## What to produce:
Pick out and copy every line below that has the word "JSON".
—————
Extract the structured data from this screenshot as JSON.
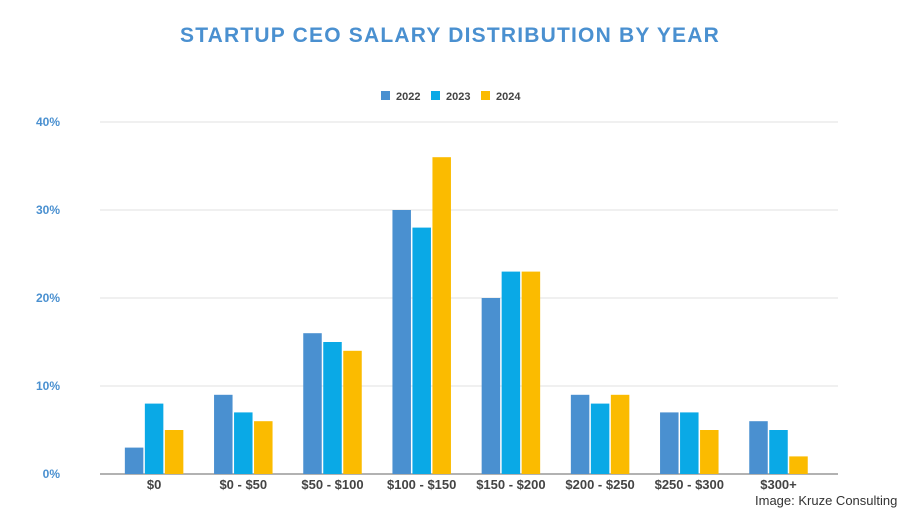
{
  "chart_data": {
    "type": "bar",
    "title": "STARTUP CEO SALARY DISTRIBUTION BY YEAR",
    "categories": [
      "$0",
      "$0 - $50",
      "$50 - $100",
      "$100 - $150",
      "$150 - $200",
      "$200 - $250",
      "$250 - $300",
      "$300+"
    ],
    "series": [
      {
        "name": "2022",
        "color": "#4a90d0",
        "values": [
          3,
          9,
          16,
          30,
          20,
          9,
          7,
          6
        ]
      },
      {
        "name": "2023",
        "color": "#0aa9e6",
        "values": [
          8,
          7,
          15,
          28,
          23,
          8,
          7,
          5
        ]
      },
      {
        "name": "2024",
        "color": "#fbbb00",
        "values": [
          5,
          6,
          14,
          36,
          23,
          9,
          5,
          2
        ]
      }
    ],
    "yticks": [
      "0%",
      "10%",
      "20%",
      "30%",
      "40%"
    ],
    "ylim": [
      0,
      40
    ],
    "xlabel": "",
    "ylabel": "",
    "grid": true,
    "legend": "top-center"
  },
  "credit": "Image: Kruze Consulting"
}
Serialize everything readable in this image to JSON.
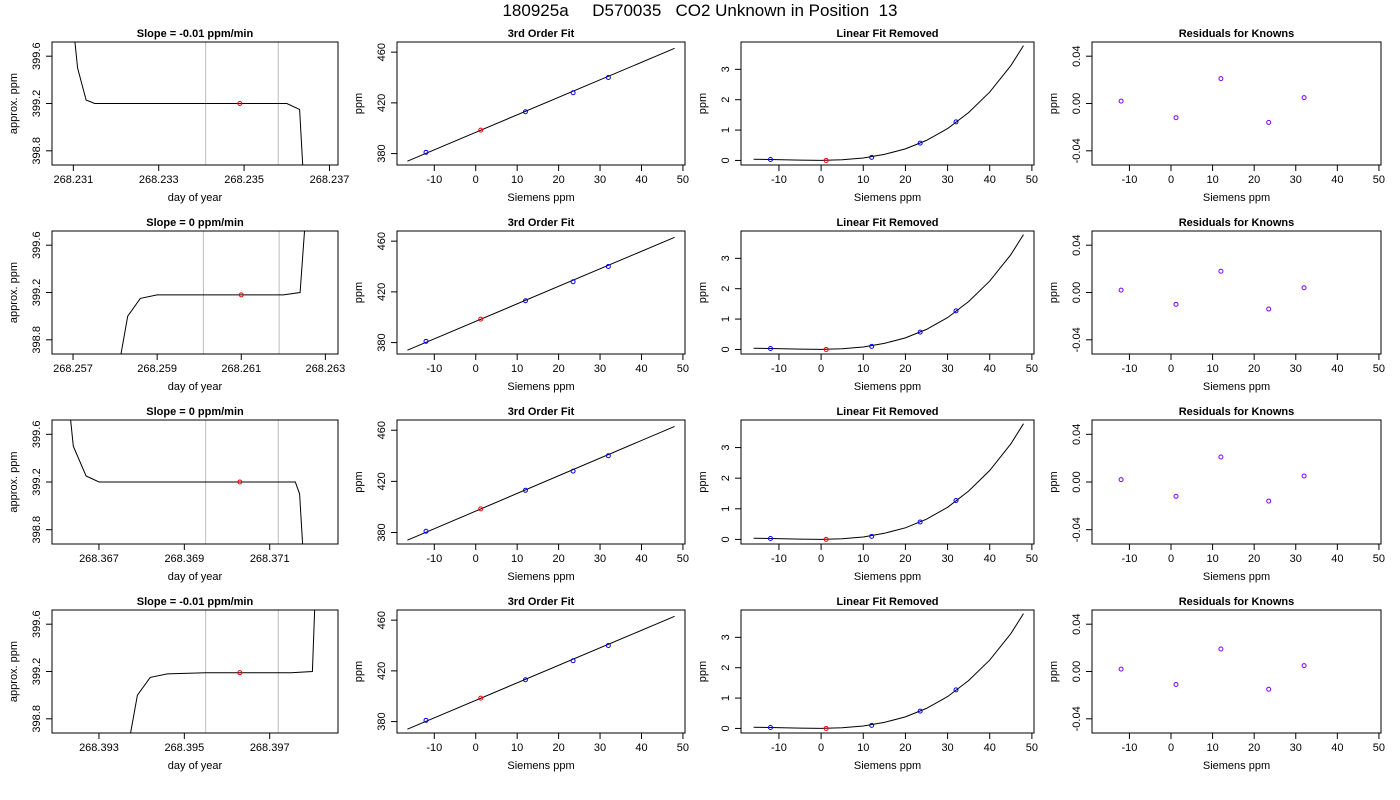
{
  "title": "180925a     D570035   CO2 Unknown in Position  13",
  "chart_data": [
    {
      "type": "line",
      "title": "Slope =  -0.01  ppm/min",
      "xlabel": "day of year",
      "ylabel": "approx. ppm",
      "xticks": [
        "268.231",
        "268.233",
        "268.235",
        "268.237"
      ],
      "xlim": [
        268.2305,
        268.2372
      ],
      "yticks": [
        "398.8",
        "399.2",
        "399.6"
      ],
      "ylim": [
        398.68,
        399.72
      ],
      "vlines": [
        268.2341,
        268.2358
      ],
      "sample_point": {
        "x": 268.2349,
        "y": 399.2
      },
      "trace": [
        [
          268.2309,
          400.2
        ],
        [
          268.2311,
          399.5
        ],
        [
          268.2313,
          399.23
        ],
        [
          268.2315,
          399.2
        ],
        [
          268.232,
          399.2
        ],
        [
          268.233,
          399.2
        ],
        [
          268.234,
          399.2
        ],
        [
          268.235,
          399.2
        ],
        [
          268.236,
          399.2
        ],
        [
          268.2363,
          399.15
        ],
        [
          268.2364,
          398.5
        ]
      ]
    },
    {
      "type": "line",
      "title": "3rd Order Fit",
      "xlabel": "Siemens ppm",
      "ylabel": "ppm",
      "xticks": [
        "-10",
        "0",
        "10",
        "20",
        "30",
        "40",
        "50"
      ],
      "xlim": [
        -19,
        50.5
      ],
      "yticks": [
        "380",
        "420",
        "460"
      ],
      "ylim": [
        371,
        468
      ],
      "fit_line": [
        [
          -16.5,
          374
        ],
        [
          48,
          463
        ]
      ],
      "knowns": [
        [
          -12,
          381
        ],
        [
          12,
          413
        ],
        [
          23.5,
          428
        ],
        [
          32,
          440
        ]
      ],
      "sample": [
        [
          1.2,
          398.5
        ]
      ]
    },
    {
      "type": "line",
      "title": "Linear Fit Removed",
      "xlabel": "Siemens ppm",
      "ylabel": "ppm",
      "xticks": [
        "-10",
        "0",
        "10",
        "20",
        "30",
        "40",
        "50"
      ],
      "xlim": [
        -19,
        50.5
      ],
      "yticks": [
        "0",
        "1",
        "2",
        "3"
      ],
      "ylim": [
        -0.15,
        3.9
      ],
      "curve": [
        [
          -16,
          0.04
        ],
        [
          -12,
          0.03
        ],
        [
          -5,
          0.01
        ],
        [
          0,
          0.0
        ],
        [
          5,
          0.02
        ],
        [
          10,
          0.08
        ],
        [
          15,
          0.2
        ],
        [
          20,
          0.38
        ],
        [
          25,
          0.66
        ],
        [
          30,
          1.05
        ],
        [
          35,
          1.58
        ],
        [
          40,
          2.25
        ],
        [
          45,
          3.12
        ],
        [
          48,
          3.78
        ]
      ],
      "knowns": [
        [
          -12,
          0.03
        ],
        [
          12,
          0.1
        ],
        [
          23.5,
          0.57
        ],
        [
          32,
          1.27
        ]
      ],
      "sample": [
        [
          1.2,
          0.0
        ]
      ]
    },
    {
      "type": "scatter",
      "title": "Residuals for Knowns",
      "xlabel": "Siemens ppm",
      "ylabel": "ppm",
      "xticks": [
        "-10",
        "0",
        "10",
        "20",
        "30",
        "40",
        "50"
      ],
      "xlim": [
        -19,
        50.5
      ],
      "yticks": [
        "-0.04",
        "0.00",
        "0.04"
      ],
      "ylim": [
        -0.052,
        0.052
      ],
      "points": [
        [
          -12,
          0.002
        ],
        [
          1.2,
          -0.012
        ],
        [
          12,
          0.021
        ],
        [
          23.5,
          -0.016
        ],
        [
          32,
          0.005
        ]
      ]
    },
    {
      "type": "line",
      "title": "Slope =  0  ppm/min",
      "xlabel": "day of year",
      "ylabel": "approx. ppm",
      "xticks": [
        "268.257",
        "268.259",
        "268.261",
        "268.263"
      ],
      "xlim": [
        268.2565,
        268.2633
      ],
      "yticks": [
        "398.8",
        "399.2",
        "399.6"
      ],
      "ylim": [
        398.68,
        399.72
      ],
      "vlines": [
        268.2601,
        268.2619
      ],
      "sample_point": {
        "x": 268.261,
        "y": 399.18
      },
      "trace": [
        [
          268.258,
          398.4
        ],
        [
          268.2583,
          399.0
        ],
        [
          268.2586,
          399.15
        ],
        [
          268.259,
          399.18
        ],
        [
          268.26,
          399.18
        ],
        [
          268.261,
          399.18
        ],
        [
          268.262,
          399.18
        ],
        [
          268.2624,
          399.2
        ],
        [
          268.2626,
          400.2
        ]
      ]
    },
    {
      "type": "line",
      "title": "3rd Order Fit",
      "xlabel": "Siemens ppm",
      "ylabel": "ppm",
      "xticks": [
        "-10",
        "0",
        "10",
        "20",
        "30",
        "40",
        "50"
      ],
      "xlim": [
        -19,
        50.5
      ],
      "yticks": [
        "380",
        "420",
        "460"
      ],
      "ylim": [
        371,
        468
      ],
      "fit_line": [
        [
          -16.5,
          374
        ],
        [
          48,
          463
        ]
      ],
      "knowns": [
        [
          -12,
          381
        ],
        [
          12,
          413
        ],
        [
          23.5,
          428
        ],
        [
          32,
          440
        ]
      ],
      "sample": [
        [
          1.2,
          398.5
        ]
      ]
    },
    {
      "type": "line",
      "title": "Linear Fit Removed",
      "xlabel": "Siemens ppm",
      "ylabel": "ppm",
      "xticks": [
        "-10",
        "0",
        "10",
        "20",
        "30",
        "40",
        "50"
      ],
      "xlim": [
        -19,
        50.5
      ],
      "yticks": [
        "0",
        "1",
        "2",
        "3"
      ],
      "ylim": [
        -0.15,
        3.9
      ],
      "curve": [
        [
          -16,
          0.04
        ],
        [
          -12,
          0.03
        ],
        [
          -5,
          0.01
        ],
        [
          0,
          0.0
        ],
        [
          5,
          0.02
        ],
        [
          10,
          0.08
        ],
        [
          15,
          0.2
        ],
        [
          20,
          0.38
        ],
        [
          25,
          0.66
        ],
        [
          30,
          1.05
        ],
        [
          35,
          1.58
        ],
        [
          40,
          2.25
        ],
        [
          45,
          3.12
        ],
        [
          48,
          3.78
        ]
      ],
      "knowns": [
        [
          -12,
          0.03
        ],
        [
          12,
          0.1
        ],
        [
          23.5,
          0.57
        ],
        [
          32,
          1.27
        ]
      ],
      "sample": [
        [
          1.2,
          0.0
        ]
      ]
    },
    {
      "type": "scatter",
      "title": "Residuals for Knowns",
      "xlabel": "Siemens ppm",
      "ylabel": "ppm",
      "xticks": [
        "-10",
        "0",
        "10",
        "20",
        "30",
        "40",
        "50"
      ],
      "xlim": [
        -19,
        50.5
      ],
      "yticks": [
        "-0.04",
        "0.00",
        "0.04"
      ],
      "ylim": [
        -0.052,
        0.052
      ],
      "points": [
        [
          -12,
          0.002
        ],
        [
          1.2,
          -0.01
        ],
        [
          12,
          0.018
        ],
        [
          23.5,
          -0.014
        ],
        [
          32,
          0.004
        ]
      ]
    },
    {
      "type": "line",
      "title": "Slope =  0  ppm/min",
      "xlabel": "day of year",
      "ylabel": "approx. ppm",
      "xticks": [
        "268.367",
        "268.369",
        "268.371"
      ],
      "xlim": [
        268.3659,
        268.3726
      ],
      "yticks": [
        "398.8",
        "399.2",
        "399.6"
      ],
      "ylim": [
        398.68,
        399.72
      ],
      "vlines": [
        268.3695,
        268.3712
      ],
      "sample_point": {
        "x": 268.3703,
        "y": 399.2
      },
      "trace": [
        [
          268.3662,
          400.2
        ],
        [
          268.3664,
          399.5
        ],
        [
          268.3667,
          399.25
        ],
        [
          268.367,
          399.2
        ],
        [
          268.368,
          399.2
        ],
        [
          268.369,
          399.2
        ],
        [
          268.37,
          399.2
        ],
        [
          268.371,
          399.2
        ],
        [
          268.3716,
          399.2
        ],
        [
          268.3717,
          399.1
        ],
        [
          268.3718,
          398.5
        ]
      ]
    },
    {
      "type": "line",
      "title": "3rd Order Fit",
      "xlabel": "Siemens ppm",
      "ylabel": "ppm",
      "xticks": [
        "-10",
        "0",
        "10",
        "20",
        "30",
        "40",
        "50"
      ],
      "xlim": [
        -19,
        50.5
      ],
      "yticks": [
        "380",
        "420",
        "460"
      ],
      "ylim": [
        371,
        468
      ],
      "fit_line": [
        [
          -16.5,
          374
        ],
        [
          48,
          463
        ]
      ],
      "knowns": [
        [
          -12,
          381
        ],
        [
          12,
          413
        ],
        [
          23.5,
          428
        ],
        [
          32,
          440
        ]
      ],
      "sample": [
        [
          1.2,
          398.5
        ]
      ]
    },
    {
      "type": "line",
      "title": "Linear Fit Removed",
      "xlabel": "Siemens ppm",
      "ylabel": "ppm",
      "xticks": [
        "-10",
        "0",
        "10",
        "20",
        "30",
        "40",
        "50"
      ],
      "xlim": [
        -19,
        50.5
      ],
      "yticks": [
        "0",
        "1",
        "2",
        "3"
      ],
      "ylim": [
        -0.15,
        3.9
      ],
      "curve": [
        [
          -16,
          0.04
        ],
        [
          -12,
          0.03
        ],
        [
          -5,
          0.01
        ],
        [
          0,
          0.0
        ],
        [
          5,
          0.02
        ],
        [
          10,
          0.08
        ],
        [
          15,
          0.2
        ],
        [
          20,
          0.38
        ],
        [
          25,
          0.66
        ],
        [
          30,
          1.05
        ],
        [
          35,
          1.58
        ],
        [
          40,
          2.25
        ],
        [
          45,
          3.12
        ],
        [
          48,
          3.78
        ]
      ],
      "knowns": [
        [
          -12,
          0.03
        ],
        [
          12,
          0.1
        ],
        [
          23.5,
          0.57
        ],
        [
          32,
          1.27
        ]
      ],
      "sample": [
        [
          1.2,
          0.0
        ]
      ]
    },
    {
      "type": "scatter",
      "title": "Residuals for Knowns",
      "xlabel": "Siemens ppm",
      "ylabel": "ppm",
      "xticks": [
        "-10",
        "0",
        "10",
        "20",
        "30",
        "40",
        "50"
      ],
      "xlim": [
        -19,
        50.5
      ],
      "yticks": [
        "-0.04",
        "0.00",
        "0.04"
      ],
      "ylim": [
        -0.052,
        0.052
      ],
      "points": [
        [
          -12,
          0.002
        ],
        [
          1.2,
          -0.012
        ],
        [
          12,
          0.021
        ],
        [
          23.5,
          -0.016
        ],
        [
          32,
          0.005
        ]
      ]
    },
    {
      "type": "line",
      "title": "Slope =  -0.01  ppm/min",
      "xlabel": "day of year",
      "ylabel": "approx. ppm",
      "xticks": [
        "268.393",
        "268.395",
        "268.397"
      ],
      "xlim": [
        268.3919,
        268.3986
      ],
      "yticks": [
        "398.8",
        "399.2",
        "399.6"
      ],
      "ylim": [
        398.68,
        399.72
      ],
      "vlines": [
        268.3955,
        268.3972
      ],
      "sample_point": {
        "x": 268.3963,
        "y": 399.19
      },
      "trace": [
        [
          268.3936,
          398.4
        ],
        [
          268.3939,
          399.0
        ],
        [
          268.3942,
          399.15
        ],
        [
          268.3946,
          399.18
        ],
        [
          268.3955,
          399.19
        ],
        [
          268.3965,
          399.19
        ],
        [
          268.3975,
          399.19
        ],
        [
          268.398,
          399.2
        ],
        [
          268.3981,
          400.2
        ]
      ]
    },
    {
      "type": "line",
      "title": "3rd Order Fit",
      "xlabel": "Siemens ppm",
      "ylabel": "ppm",
      "xticks": [
        "-10",
        "0",
        "10",
        "20",
        "30",
        "40",
        "50"
      ],
      "xlim": [
        -19,
        50.5
      ],
      "yticks": [
        "380",
        "420",
        "460"
      ],
      "ylim": [
        371,
        468
      ],
      "fit_line": [
        [
          -16.5,
          374
        ],
        [
          48,
          463
        ]
      ],
      "knowns": [
        [
          -12,
          381
        ],
        [
          12,
          413
        ],
        [
          23.5,
          428
        ],
        [
          32,
          440
        ]
      ],
      "sample": [
        [
          1.2,
          398.5
        ]
      ]
    },
    {
      "type": "line",
      "title": "Linear Fit Removed",
      "xlabel": "Siemens ppm",
      "ylabel": "ppm",
      "xticks": [
        "-10",
        "0",
        "10",
        "20",
        "30",
        "40",
        "50"
      ],
      "xlim": [
        -19,
        50.5
      ],
      "yticks": [
        "0",
        "1",
        "2",
        "3"
      ],
      "ylim": [
        -0.15,
        3.9
      ],
      "curve": [
        [
          -16,
          0.04
        ],
        [
          -12,
          0.03
        ],
        [
          -5,
          0.01
        ],
        [
          0,
          0.0
        ],
        [
          5,
          0.02
        ],
        [
          10,
          0.08
        ],
        [
          15,
          0.2
        ],
        [
          20,
          0.38
        ],
        [
          25,
          0.66
        ],
        [
          30,
          1.05
        ],
        [
          35,
          1.58
        ],
        [
          40,
          2.25
        ],
        [
          45,
          3.12
        ],
        [
          48,
          3.78
        ]
      ],
      "knowns": [
        [
          -12,
          0.03
        ],
        [
          12,
          0.1
        ],
        [
          23.5,
          0.57
        ],
        [
          32,
          1.27
        ]
      ],
      "sample": [
        [
          1.2,
          0.0
        ]
      ]
    },
    {
      "type": "scatter",
      "title": "Residuals for Knowns",
      "xlabel": "Siemens ppm",
      "ylabel": "ppm",
      "xticks": [
        "-10",
        "0",
        "10",
        "20",
        "30",
        "40",
        "50"
      ],
      "xlim": [
        -19,
        50.5
      ],
      "yticks": [
        "-0.04",
        "0.00",
        "0.04"
      ],
      "ylim": [
        -0.052,
        0.052
      ],
      "points": [
        [
          -12,
          0.002
        ],
        [
          1.2,
          -0.011
        ],
        [
          12,
          0.019
        ],
        [
          23.5,
          -0.015
        ],
        [
          32,
          0.005
        ]
      ]
    }
  ]
}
—————
## Written response:
Extract the structured data from this screenshot as JSON.
Serialize everything readable in this image to JSON.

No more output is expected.